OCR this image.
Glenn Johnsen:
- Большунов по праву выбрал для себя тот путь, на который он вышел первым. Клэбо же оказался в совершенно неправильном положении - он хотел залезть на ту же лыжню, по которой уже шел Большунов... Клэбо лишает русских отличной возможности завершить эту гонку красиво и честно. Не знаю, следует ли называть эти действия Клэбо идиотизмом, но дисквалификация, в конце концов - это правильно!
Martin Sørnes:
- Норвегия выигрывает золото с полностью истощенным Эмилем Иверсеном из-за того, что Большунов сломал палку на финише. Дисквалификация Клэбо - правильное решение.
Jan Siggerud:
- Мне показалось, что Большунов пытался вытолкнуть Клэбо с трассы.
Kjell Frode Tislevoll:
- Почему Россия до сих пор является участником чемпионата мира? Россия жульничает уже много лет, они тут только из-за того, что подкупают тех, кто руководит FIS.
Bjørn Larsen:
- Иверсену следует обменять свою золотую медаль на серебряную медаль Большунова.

**Work required:**
Using the data above, print every record exactly as shown.

**Written solution:**
OCR this image.
Glenn Johnsen:
- Большунов по праву выбрал для себя тот путь, на который он вышел первым. Клэбо же оказался в совершенно неправильном положении - он хотел залезть на ту же лыжню, по которой уже шел Большунов... Клэбо лишает русских отличной возможности завершить эту гонку красиво и честно. Не знаю, следует ли называть эти действия Клэбо идиотизмом, но дисквалификация, в конце концов - это правильно!
Martin Sørnes:
- Норвегия выигрывает золото с полностью истощенным Эмилем Иверсеном из-за того, что Большунов сломал палку на финише. Дисквалификация Клэбо - правильное решение.
Jan Siggerud:
- Мне показалось, что Большунов пытался вытолкнуть Клэбо с трассы.
Kjell Frode Tislevoll:
- Почему Россия до сих пор является участником чемпионата мира? Россия жульничает уже много лет, они тут только из-за того, что подкупают тех, кто руководит FIS.
Bjørn Larsen:
- Иверсену следует обменять свою золотую медаль на серебряную медаль Большунова.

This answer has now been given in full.